* START Data section *

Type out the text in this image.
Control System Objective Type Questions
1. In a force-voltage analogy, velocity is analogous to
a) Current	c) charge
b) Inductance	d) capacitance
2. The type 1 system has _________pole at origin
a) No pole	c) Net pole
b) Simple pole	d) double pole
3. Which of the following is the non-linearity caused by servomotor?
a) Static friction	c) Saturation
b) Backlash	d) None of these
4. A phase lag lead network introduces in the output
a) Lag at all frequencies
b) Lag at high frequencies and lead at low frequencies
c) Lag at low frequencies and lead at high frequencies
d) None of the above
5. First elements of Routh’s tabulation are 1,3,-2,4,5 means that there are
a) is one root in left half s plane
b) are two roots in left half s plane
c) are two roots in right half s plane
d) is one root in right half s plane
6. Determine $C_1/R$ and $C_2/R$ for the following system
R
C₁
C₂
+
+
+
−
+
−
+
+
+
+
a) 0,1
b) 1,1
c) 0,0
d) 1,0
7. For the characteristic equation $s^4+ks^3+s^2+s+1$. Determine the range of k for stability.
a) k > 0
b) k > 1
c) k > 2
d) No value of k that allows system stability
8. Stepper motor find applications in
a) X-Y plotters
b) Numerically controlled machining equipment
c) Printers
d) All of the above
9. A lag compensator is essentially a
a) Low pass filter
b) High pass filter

* END Data section *

Objective:
Your task is to repeat every line exactly.

Task output:
Type out the text in this image.
Control System Objective Type Questions
1. In a force-voltage analogy, velocity is analogous to
a) Current	c) charge
b) Inductance	d) capacitance
2. The type 1 system has _________pole at origin
a) No pole	c) Net pole
b) Simple pole	d) double pole
3. Which of the following is the non-linearity caused by servomotor?
a) Static friction	c) Saturation
b) Backlash	d) None of these
4. A phase lag lead network introduces in the output
a) Lag at all frequencies
b) Lag at high frequencies and lead at low frequencies
c) Lag at low frequencies and lead at high frequencies
d) None of the above
5. First elements of Routh’s tabulation are 1,3,-2,4,5 means that there are
a) is one root in left half s plane
b) are two roots in left half s plane
c) are two roots in right half s plane
d) is one root in right half s plane
6. Determine $C_1/R$ and $C_2/R$ for the following system
R
C₁
C₂
+
+
+
−
+
−
+
+
+
+
a) 0,1
b) 1,1
c) 0,0
d) 1,0
7. For the characteristic equation $s^4+ks^3+s^2+s+1$. Determine the range of k for stability.
a) k > 0
b) k > 1
c) k > 2
d) No value of k that allows system stability
8. Stepper motor find applications in
a) X-Y plotters
b) Numerically controlled machining equipment
c) Printers
d) All of the above
9. A lag compensator is essentially a
a) Low pass filter
b) High pass filter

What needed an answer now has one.